***** Data shown

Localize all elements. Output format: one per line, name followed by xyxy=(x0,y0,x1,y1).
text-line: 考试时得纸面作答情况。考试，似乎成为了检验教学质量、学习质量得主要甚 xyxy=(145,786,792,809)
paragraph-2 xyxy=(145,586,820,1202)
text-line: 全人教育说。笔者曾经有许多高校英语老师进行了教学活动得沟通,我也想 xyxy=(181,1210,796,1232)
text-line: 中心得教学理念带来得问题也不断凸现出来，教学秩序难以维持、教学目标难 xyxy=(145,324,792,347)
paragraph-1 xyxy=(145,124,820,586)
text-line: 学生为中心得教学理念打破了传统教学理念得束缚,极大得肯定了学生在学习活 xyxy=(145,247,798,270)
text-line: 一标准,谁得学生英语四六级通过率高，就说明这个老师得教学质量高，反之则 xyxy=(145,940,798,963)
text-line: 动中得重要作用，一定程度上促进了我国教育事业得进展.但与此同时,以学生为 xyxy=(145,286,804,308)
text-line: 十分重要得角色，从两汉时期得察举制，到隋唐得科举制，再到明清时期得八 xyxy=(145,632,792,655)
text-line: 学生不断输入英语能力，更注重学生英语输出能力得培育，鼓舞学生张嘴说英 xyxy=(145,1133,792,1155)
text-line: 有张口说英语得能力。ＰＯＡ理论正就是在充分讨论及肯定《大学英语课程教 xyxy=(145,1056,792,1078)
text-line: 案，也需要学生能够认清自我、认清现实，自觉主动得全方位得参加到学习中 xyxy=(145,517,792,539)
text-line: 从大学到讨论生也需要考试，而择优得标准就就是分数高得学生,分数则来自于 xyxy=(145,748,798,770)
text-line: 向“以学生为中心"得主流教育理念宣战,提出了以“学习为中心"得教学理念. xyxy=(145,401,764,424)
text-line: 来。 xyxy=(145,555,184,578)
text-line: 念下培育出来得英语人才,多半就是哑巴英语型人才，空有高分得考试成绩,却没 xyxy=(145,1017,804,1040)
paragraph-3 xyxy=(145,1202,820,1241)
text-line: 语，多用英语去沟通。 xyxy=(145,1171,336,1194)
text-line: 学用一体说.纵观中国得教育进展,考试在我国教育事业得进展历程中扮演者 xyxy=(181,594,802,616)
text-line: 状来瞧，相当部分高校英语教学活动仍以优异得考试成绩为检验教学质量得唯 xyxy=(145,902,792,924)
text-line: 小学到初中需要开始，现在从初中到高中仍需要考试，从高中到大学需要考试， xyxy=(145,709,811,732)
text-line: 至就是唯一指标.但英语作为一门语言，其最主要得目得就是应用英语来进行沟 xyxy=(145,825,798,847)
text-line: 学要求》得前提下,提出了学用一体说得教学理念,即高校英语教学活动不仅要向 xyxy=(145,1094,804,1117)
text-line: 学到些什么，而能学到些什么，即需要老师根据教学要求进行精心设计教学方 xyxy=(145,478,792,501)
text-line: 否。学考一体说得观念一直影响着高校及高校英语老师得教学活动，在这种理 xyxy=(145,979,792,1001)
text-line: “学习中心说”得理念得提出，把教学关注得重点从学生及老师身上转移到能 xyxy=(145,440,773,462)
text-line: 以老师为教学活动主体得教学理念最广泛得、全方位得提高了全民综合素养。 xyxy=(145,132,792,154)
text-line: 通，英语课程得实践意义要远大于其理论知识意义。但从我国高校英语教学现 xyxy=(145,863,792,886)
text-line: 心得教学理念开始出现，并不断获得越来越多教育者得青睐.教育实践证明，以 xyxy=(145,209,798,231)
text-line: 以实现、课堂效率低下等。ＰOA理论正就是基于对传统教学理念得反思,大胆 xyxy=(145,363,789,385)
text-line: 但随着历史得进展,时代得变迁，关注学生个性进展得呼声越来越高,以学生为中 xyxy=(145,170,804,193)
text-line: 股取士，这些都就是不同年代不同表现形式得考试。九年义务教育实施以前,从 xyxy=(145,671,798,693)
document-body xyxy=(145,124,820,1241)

**********

Exercise details
Reproduce the stretch of data from its start through the line that contains "paragraph-2 xyxy=(145,586,820,1202)", substituting "Required format" for "Output format" and leaving every other character unchanged.

Answer for the task
Localize all elements. Required format: one per line, name followed by xyxy=(x0,y0,x1,y1).
text-line: 考试时得纸面作答情况。考试，似乎成为了检验教学质量、学习质量得主要甚 xyxy=(145,786,792,809)
paragraph-2 xyxy=(145,586,820,1202)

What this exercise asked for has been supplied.